Locate every line below that contains the word "точці" and copy it.

Records contained in a dataset:
▽

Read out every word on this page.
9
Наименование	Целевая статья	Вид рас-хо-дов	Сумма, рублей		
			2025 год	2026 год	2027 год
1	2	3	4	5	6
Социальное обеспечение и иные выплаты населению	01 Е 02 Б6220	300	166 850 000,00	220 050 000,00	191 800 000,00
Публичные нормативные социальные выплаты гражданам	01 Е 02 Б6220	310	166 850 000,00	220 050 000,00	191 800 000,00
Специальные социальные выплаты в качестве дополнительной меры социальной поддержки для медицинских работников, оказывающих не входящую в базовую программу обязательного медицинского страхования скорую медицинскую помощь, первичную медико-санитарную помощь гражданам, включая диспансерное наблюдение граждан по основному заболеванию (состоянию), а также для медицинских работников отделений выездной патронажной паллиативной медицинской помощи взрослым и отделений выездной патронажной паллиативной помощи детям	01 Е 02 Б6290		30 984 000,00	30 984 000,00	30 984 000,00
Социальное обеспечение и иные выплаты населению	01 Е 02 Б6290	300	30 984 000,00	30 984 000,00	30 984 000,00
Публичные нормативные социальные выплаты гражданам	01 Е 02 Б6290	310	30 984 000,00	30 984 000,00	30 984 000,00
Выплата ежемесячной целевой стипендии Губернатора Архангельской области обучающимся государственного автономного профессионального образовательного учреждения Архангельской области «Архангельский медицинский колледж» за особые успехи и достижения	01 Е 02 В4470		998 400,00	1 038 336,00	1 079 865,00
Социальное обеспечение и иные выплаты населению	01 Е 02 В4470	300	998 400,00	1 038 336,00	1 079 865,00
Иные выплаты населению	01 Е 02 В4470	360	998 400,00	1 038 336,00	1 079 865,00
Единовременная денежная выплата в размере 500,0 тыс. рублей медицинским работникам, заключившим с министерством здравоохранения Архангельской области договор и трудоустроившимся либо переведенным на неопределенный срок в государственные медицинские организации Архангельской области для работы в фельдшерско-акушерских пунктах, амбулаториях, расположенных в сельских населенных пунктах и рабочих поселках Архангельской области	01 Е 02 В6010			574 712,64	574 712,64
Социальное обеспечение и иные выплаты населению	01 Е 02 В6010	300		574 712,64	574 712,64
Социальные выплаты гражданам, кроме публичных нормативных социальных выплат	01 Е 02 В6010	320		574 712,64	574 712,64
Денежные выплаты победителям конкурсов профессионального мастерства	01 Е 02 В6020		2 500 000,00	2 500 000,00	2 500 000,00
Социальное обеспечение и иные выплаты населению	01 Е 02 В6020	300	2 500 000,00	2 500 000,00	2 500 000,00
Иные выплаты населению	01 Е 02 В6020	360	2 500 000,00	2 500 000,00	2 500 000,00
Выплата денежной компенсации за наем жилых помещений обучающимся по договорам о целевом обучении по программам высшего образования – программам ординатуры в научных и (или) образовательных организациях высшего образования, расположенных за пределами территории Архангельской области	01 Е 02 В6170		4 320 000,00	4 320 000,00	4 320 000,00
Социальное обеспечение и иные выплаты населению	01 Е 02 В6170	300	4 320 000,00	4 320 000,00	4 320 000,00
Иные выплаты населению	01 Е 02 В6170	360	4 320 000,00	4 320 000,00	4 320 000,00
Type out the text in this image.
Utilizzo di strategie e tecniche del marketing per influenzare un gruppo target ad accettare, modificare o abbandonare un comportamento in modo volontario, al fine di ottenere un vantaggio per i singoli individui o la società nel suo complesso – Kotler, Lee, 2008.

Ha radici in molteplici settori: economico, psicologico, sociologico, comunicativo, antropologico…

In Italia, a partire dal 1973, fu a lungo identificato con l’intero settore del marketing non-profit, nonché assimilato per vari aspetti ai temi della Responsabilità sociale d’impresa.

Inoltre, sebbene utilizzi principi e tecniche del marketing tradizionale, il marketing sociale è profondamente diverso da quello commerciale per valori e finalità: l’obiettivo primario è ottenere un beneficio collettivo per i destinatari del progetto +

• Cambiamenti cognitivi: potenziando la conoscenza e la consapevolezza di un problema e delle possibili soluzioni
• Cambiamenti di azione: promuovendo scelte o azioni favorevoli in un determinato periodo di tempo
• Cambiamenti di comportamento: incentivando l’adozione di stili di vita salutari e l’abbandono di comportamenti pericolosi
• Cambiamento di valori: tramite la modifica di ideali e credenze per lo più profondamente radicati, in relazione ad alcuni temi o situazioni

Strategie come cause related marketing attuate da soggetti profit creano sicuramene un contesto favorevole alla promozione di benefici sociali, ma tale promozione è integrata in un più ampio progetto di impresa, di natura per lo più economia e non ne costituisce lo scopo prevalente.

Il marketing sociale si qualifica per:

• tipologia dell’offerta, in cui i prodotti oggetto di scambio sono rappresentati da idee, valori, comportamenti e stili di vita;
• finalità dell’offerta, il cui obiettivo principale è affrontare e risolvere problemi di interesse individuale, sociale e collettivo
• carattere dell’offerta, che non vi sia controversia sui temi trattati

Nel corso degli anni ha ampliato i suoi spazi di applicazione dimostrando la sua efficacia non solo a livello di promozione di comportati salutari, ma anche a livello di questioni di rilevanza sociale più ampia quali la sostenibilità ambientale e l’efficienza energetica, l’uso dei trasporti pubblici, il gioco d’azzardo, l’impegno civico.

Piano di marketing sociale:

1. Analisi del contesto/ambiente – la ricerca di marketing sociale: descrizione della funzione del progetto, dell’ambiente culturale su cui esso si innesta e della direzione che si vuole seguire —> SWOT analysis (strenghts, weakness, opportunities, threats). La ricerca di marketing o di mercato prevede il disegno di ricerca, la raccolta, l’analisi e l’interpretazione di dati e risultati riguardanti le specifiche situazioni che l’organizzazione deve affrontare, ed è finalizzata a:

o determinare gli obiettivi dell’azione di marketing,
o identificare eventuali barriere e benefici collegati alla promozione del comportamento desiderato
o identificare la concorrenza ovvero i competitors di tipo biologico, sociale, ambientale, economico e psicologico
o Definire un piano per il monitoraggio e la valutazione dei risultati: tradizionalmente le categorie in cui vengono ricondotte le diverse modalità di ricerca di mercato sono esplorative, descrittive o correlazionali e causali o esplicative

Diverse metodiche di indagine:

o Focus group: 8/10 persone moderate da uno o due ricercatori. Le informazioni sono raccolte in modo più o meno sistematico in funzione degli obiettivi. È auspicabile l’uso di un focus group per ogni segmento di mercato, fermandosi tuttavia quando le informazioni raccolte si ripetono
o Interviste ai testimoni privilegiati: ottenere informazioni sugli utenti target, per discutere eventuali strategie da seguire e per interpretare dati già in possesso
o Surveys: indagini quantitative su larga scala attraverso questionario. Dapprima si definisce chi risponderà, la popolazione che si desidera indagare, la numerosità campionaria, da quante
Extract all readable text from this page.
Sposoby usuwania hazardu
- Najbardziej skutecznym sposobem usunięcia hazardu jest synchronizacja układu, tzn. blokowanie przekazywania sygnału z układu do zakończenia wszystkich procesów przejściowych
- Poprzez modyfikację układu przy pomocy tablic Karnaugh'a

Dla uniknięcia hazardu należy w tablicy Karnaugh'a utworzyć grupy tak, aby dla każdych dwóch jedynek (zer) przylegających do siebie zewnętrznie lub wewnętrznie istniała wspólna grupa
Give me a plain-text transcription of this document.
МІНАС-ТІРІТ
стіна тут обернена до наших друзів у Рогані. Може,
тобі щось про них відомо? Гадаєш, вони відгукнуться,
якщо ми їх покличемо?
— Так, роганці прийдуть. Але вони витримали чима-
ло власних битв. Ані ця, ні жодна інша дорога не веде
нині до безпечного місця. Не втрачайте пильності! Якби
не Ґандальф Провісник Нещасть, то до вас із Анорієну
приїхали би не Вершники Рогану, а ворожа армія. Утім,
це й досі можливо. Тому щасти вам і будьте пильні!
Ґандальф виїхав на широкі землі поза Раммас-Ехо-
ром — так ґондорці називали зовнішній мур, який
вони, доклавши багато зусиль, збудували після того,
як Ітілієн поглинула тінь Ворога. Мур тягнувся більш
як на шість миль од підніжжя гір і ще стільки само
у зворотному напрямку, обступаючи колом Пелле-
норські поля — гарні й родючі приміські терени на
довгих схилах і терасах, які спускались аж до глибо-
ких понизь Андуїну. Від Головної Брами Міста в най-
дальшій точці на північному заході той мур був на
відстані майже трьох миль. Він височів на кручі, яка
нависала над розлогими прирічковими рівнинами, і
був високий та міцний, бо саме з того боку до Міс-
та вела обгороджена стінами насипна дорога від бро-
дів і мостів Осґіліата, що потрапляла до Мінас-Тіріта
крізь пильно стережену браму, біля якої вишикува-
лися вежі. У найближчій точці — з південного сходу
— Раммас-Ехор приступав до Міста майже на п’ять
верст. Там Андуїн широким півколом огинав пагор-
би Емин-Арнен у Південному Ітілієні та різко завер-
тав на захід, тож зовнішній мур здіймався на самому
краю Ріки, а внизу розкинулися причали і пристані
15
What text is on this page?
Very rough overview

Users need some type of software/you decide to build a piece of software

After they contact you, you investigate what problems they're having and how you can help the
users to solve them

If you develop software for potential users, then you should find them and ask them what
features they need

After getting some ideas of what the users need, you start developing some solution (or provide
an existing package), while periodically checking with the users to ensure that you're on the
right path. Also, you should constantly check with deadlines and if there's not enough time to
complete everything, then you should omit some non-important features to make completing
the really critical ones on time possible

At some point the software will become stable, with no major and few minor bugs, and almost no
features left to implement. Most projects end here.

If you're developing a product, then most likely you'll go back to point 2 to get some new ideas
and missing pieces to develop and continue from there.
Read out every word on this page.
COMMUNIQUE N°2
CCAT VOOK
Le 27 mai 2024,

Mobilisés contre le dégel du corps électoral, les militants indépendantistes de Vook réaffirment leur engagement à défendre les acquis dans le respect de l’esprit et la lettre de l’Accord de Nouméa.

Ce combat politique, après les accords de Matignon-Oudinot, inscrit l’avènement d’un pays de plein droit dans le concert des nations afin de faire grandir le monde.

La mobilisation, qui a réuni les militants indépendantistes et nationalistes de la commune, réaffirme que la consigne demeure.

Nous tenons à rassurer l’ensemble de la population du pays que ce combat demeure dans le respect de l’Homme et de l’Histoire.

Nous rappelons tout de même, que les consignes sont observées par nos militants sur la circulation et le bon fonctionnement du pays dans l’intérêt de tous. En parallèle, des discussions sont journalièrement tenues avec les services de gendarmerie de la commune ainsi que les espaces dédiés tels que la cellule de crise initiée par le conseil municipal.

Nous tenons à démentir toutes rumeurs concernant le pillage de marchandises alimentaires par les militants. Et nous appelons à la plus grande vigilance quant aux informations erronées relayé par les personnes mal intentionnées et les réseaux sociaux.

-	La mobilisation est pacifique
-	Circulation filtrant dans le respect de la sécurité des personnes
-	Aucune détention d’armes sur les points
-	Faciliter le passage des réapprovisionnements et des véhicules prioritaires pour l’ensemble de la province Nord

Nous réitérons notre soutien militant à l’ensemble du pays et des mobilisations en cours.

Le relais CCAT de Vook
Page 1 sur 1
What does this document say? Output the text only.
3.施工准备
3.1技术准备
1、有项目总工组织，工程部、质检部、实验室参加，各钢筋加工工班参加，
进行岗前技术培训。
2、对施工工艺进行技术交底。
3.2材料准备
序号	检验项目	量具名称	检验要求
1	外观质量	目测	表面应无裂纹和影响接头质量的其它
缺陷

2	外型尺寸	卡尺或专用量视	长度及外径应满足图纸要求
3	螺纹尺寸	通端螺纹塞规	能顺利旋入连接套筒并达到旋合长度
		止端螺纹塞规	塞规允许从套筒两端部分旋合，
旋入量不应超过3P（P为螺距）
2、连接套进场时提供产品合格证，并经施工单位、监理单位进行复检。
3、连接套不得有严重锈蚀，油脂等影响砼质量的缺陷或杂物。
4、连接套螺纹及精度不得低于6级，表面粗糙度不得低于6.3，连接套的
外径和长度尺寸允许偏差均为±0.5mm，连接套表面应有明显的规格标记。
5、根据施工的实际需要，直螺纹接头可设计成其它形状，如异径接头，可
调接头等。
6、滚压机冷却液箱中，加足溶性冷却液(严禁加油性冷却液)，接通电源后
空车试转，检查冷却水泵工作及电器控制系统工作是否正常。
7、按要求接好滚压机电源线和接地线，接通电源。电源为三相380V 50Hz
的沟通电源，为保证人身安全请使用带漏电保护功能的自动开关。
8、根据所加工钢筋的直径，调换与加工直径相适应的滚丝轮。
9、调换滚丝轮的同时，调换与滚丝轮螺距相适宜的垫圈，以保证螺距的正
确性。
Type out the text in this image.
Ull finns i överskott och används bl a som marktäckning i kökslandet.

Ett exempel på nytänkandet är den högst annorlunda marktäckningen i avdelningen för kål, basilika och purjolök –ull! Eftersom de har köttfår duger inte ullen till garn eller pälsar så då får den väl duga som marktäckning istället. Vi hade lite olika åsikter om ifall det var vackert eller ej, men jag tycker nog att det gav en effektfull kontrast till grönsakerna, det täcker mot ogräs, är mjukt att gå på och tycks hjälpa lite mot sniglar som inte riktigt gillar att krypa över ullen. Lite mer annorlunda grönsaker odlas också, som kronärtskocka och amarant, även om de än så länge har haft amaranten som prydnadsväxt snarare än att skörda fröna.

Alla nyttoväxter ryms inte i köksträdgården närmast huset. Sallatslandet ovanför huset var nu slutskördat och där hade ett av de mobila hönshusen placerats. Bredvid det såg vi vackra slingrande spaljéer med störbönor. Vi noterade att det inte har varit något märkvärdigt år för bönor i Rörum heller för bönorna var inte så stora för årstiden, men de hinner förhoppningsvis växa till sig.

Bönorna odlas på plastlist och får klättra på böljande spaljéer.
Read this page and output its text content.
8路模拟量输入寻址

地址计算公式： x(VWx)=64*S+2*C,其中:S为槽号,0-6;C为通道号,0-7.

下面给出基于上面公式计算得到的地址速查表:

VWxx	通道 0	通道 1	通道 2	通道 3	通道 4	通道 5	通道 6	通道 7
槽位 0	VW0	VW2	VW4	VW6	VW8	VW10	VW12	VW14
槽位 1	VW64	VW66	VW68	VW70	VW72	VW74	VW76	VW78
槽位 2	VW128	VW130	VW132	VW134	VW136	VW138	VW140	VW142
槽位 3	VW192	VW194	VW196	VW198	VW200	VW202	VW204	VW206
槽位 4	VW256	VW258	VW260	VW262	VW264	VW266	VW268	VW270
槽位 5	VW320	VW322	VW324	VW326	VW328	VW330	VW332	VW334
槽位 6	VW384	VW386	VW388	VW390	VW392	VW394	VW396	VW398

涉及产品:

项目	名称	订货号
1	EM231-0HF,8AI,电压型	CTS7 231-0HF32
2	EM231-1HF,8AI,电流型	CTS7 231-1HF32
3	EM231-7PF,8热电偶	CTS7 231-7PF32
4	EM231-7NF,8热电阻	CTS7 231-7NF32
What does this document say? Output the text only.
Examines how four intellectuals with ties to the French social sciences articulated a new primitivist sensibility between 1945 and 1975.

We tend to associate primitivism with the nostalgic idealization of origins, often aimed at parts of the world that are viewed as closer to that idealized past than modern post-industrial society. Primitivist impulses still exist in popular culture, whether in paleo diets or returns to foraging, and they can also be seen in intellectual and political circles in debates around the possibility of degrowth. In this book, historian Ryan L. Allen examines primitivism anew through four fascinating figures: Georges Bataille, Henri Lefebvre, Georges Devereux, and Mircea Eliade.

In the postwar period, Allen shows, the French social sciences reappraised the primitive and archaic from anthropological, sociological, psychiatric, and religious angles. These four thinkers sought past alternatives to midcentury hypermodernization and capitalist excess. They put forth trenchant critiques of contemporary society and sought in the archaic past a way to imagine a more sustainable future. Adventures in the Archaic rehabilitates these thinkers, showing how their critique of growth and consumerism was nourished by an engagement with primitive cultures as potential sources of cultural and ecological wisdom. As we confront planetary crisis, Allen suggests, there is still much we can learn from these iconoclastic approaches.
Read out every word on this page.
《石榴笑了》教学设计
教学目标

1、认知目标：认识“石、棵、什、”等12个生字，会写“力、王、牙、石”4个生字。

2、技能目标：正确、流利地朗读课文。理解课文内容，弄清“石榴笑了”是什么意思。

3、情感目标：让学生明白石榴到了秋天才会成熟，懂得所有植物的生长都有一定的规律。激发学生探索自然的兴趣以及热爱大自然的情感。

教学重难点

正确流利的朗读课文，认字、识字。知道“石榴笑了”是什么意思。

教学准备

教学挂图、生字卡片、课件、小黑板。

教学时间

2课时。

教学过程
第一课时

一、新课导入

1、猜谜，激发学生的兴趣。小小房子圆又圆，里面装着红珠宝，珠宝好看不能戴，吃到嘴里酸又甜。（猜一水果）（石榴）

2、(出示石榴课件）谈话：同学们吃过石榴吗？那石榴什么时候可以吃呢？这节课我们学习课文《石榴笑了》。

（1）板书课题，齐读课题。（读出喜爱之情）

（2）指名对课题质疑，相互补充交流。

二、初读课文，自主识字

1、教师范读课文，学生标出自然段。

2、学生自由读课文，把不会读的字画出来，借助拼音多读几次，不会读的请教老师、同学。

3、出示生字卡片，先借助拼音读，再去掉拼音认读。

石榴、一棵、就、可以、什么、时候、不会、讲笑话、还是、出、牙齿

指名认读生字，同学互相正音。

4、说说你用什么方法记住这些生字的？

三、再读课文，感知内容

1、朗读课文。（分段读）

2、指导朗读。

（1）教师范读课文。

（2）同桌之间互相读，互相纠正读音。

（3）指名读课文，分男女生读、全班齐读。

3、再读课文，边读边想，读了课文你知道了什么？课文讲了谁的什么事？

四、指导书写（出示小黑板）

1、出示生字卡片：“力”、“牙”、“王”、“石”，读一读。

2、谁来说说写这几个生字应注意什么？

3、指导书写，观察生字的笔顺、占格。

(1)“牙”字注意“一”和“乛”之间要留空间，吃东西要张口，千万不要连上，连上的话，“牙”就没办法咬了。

△

Answer below
дальшій точці на північному заході той мур був на
лися вежі. У найближчій точці — з південного сходу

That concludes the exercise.